### Aim of the exercise
Filter the entries below, keeping only lines with the word "власти".

### Saved data entries
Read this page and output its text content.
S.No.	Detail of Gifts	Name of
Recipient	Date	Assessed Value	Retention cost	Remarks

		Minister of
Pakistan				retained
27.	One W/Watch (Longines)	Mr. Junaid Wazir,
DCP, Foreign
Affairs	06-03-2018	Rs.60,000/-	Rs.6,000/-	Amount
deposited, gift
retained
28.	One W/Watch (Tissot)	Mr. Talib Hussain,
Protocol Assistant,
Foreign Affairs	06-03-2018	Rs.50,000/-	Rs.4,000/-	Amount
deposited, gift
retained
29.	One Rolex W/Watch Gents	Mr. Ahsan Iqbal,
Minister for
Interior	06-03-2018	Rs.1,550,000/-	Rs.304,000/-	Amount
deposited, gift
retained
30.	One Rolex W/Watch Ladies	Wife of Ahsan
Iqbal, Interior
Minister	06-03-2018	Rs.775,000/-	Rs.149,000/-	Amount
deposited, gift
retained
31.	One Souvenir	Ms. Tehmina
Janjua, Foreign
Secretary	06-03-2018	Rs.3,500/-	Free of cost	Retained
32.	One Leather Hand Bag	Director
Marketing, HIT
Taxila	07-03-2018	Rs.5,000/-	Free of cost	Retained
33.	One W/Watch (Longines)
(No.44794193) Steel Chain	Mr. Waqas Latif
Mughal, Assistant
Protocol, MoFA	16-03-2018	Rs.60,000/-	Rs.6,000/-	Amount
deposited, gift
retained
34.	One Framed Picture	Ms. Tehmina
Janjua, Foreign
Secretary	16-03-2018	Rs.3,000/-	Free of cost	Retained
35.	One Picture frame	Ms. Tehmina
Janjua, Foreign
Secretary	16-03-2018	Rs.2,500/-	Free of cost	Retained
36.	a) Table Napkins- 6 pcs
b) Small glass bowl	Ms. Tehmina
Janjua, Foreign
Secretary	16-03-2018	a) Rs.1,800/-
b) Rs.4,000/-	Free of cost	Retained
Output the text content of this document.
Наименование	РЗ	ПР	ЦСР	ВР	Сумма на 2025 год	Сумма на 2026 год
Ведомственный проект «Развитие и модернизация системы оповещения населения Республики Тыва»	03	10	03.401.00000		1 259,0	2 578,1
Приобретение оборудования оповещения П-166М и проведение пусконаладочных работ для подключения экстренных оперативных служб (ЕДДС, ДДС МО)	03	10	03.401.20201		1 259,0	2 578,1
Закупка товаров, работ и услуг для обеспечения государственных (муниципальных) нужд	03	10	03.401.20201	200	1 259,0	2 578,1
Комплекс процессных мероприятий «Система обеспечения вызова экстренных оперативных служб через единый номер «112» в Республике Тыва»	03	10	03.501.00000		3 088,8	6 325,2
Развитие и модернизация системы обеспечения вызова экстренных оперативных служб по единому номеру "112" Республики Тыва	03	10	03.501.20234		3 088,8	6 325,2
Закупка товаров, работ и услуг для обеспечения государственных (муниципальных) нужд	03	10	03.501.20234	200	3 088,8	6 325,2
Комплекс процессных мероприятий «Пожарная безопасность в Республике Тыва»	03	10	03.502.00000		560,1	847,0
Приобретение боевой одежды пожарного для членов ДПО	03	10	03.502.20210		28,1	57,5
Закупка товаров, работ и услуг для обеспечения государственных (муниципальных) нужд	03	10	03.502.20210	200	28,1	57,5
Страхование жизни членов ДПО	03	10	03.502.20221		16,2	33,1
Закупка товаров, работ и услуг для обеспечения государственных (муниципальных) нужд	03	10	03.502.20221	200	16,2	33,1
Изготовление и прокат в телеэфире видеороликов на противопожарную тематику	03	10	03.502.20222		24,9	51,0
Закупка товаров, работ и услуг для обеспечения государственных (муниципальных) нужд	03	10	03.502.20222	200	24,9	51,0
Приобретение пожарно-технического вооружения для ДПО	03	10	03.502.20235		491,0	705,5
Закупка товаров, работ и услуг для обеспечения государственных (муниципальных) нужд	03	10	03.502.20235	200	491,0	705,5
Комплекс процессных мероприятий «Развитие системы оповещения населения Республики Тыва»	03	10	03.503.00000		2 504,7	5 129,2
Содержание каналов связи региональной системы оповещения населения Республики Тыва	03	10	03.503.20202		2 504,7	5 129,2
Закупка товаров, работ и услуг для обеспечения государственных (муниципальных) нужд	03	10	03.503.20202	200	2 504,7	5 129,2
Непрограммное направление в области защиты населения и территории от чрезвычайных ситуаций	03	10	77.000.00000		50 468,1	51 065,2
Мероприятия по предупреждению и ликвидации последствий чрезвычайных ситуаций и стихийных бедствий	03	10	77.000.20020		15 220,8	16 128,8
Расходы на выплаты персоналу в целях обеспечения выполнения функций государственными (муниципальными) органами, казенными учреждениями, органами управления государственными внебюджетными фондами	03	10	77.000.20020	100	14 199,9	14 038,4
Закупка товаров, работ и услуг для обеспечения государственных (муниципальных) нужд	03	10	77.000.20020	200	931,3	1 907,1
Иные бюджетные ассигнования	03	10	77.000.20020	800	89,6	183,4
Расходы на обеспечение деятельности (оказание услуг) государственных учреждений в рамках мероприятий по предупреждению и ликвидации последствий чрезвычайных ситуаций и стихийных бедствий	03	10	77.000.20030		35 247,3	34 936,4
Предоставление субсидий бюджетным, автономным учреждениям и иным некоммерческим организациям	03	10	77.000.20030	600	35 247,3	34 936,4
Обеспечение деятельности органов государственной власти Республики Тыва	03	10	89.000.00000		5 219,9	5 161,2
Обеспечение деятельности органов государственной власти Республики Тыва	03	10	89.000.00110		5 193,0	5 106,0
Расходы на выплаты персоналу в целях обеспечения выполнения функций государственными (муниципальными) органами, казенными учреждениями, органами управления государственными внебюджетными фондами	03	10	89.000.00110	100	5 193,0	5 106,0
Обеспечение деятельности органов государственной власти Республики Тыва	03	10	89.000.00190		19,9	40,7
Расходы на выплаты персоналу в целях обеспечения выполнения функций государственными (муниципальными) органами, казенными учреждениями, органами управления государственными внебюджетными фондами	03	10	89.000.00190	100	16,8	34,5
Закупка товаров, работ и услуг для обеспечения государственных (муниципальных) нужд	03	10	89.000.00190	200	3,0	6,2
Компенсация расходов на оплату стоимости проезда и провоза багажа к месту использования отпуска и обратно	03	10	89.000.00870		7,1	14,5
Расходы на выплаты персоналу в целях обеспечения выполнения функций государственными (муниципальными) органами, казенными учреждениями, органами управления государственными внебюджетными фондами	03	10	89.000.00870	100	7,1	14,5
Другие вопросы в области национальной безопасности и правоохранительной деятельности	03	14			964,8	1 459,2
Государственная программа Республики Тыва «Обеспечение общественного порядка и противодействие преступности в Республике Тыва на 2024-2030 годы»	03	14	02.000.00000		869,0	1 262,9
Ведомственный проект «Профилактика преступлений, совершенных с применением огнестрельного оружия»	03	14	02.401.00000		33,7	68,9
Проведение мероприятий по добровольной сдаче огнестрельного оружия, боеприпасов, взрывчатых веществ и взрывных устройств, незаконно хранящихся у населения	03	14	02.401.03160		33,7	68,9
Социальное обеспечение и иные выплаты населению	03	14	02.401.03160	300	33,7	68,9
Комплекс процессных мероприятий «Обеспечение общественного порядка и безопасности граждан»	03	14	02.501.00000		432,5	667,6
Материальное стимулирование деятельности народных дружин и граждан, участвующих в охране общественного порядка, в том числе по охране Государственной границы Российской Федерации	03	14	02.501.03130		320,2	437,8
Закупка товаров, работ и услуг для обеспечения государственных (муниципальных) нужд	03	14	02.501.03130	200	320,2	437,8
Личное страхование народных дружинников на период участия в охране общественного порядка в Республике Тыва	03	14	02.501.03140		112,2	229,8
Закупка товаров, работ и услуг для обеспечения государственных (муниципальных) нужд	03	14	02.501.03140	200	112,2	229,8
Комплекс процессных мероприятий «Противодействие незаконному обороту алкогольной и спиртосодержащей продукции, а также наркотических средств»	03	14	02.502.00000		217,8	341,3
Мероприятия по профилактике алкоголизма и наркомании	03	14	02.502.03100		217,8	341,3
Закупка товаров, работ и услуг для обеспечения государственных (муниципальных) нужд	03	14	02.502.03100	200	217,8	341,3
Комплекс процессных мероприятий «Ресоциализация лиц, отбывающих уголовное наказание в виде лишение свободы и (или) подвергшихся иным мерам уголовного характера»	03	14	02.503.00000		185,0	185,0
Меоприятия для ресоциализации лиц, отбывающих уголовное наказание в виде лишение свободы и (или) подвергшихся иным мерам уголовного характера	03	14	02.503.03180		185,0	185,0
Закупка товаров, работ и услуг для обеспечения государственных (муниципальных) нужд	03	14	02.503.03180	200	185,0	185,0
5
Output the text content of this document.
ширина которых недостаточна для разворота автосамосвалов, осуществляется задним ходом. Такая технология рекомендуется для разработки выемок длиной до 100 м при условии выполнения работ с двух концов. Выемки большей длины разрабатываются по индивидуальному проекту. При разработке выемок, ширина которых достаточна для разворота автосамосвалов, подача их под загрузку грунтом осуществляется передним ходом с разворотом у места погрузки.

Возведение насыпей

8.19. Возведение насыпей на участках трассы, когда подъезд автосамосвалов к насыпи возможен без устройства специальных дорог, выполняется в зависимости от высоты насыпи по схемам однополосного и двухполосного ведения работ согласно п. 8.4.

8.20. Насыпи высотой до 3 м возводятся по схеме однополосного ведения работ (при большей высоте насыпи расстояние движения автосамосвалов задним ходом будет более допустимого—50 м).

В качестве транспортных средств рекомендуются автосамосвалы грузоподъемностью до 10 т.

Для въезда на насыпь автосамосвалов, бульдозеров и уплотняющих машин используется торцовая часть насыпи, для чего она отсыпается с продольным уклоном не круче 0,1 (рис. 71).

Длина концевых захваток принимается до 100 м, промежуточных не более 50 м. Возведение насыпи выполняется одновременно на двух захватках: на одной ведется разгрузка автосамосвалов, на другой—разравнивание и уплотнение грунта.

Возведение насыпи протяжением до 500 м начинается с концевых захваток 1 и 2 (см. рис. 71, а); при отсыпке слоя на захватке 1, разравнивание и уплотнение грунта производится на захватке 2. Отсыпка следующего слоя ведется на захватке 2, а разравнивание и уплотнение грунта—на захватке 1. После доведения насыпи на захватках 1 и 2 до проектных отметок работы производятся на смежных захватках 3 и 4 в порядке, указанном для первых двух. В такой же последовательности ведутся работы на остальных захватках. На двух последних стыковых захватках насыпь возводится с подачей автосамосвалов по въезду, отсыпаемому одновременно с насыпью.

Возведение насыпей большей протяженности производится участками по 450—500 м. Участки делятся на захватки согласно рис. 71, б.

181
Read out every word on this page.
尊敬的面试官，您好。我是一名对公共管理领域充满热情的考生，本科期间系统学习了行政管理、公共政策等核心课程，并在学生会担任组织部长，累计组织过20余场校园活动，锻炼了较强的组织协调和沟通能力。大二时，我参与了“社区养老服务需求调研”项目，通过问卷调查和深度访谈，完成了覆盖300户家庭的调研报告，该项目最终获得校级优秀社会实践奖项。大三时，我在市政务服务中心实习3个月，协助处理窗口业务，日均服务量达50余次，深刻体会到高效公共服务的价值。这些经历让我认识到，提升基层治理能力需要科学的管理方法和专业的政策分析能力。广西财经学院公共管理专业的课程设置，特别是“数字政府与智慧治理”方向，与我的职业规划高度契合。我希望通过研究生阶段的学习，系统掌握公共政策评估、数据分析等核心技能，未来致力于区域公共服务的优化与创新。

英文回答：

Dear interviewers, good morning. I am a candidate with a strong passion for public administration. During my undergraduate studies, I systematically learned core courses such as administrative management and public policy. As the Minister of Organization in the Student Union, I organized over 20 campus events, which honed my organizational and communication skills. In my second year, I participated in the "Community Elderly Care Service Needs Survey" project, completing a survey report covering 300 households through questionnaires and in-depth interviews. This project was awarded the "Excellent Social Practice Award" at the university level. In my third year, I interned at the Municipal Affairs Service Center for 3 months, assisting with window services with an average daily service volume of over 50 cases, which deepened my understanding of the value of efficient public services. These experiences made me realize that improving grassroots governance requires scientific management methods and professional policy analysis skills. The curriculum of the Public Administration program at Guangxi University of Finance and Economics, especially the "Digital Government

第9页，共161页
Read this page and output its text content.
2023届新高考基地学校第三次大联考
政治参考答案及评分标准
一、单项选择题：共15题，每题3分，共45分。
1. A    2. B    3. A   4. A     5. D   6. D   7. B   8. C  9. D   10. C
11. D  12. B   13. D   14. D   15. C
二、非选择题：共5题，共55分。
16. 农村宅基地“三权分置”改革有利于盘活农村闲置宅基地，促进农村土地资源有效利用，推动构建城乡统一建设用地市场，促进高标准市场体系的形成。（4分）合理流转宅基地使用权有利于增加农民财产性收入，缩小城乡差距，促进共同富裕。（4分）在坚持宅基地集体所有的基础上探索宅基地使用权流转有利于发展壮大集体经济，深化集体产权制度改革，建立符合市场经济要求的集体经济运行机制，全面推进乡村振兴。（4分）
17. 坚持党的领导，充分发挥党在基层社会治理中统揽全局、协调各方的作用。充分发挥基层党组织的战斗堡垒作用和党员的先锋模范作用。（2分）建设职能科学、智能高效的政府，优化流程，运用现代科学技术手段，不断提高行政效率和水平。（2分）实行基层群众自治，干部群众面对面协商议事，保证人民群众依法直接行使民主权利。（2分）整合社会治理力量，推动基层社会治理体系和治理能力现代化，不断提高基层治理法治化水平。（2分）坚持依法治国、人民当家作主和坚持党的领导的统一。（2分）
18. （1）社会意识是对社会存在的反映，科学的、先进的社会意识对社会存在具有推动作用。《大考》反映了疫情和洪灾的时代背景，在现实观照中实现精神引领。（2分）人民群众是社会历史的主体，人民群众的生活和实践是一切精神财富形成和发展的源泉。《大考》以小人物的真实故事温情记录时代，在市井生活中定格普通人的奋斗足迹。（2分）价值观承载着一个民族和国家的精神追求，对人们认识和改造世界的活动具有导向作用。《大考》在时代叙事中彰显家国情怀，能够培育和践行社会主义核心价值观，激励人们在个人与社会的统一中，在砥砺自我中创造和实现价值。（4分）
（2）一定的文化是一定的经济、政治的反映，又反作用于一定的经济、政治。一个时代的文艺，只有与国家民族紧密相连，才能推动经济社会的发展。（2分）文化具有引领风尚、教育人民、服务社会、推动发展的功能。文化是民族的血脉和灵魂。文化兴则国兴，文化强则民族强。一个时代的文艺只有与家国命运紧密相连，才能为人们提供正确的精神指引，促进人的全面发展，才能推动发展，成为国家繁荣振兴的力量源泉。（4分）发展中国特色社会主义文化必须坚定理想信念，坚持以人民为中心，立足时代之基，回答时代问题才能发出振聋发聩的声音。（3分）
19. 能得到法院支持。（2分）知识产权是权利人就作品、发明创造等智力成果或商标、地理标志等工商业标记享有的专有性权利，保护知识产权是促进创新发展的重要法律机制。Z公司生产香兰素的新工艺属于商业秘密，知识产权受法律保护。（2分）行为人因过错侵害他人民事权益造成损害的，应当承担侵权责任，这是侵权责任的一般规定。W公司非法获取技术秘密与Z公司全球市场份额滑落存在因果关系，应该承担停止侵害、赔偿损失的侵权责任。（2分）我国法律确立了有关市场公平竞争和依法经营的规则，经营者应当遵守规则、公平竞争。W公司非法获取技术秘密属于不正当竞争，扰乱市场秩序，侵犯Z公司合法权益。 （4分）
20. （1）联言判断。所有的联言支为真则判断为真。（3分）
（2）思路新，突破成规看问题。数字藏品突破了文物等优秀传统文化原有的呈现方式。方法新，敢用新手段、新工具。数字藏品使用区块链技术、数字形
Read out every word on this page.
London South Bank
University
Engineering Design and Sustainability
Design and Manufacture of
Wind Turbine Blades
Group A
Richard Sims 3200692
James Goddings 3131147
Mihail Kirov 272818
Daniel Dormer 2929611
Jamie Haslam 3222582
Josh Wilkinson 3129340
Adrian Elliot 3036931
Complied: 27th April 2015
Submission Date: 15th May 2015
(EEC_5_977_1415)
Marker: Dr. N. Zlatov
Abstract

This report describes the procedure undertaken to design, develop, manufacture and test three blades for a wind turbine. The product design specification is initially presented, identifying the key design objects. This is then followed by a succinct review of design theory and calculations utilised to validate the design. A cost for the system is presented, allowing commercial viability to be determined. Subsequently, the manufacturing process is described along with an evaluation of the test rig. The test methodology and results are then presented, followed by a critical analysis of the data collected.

### Response to the task
Обеспечение деятельности органов государственной власти Республики Тыва	03	10	89.000.00000		5 219,9	5 161,2
Обеспечение деятельности органов государственной власти Республики Тыва	03	10	89.000.00110		5 193,0	5 106,0
Обеспечение деятельности органов государственной власти Республики Тыва	03	10	89.000.00190		19,9	40,7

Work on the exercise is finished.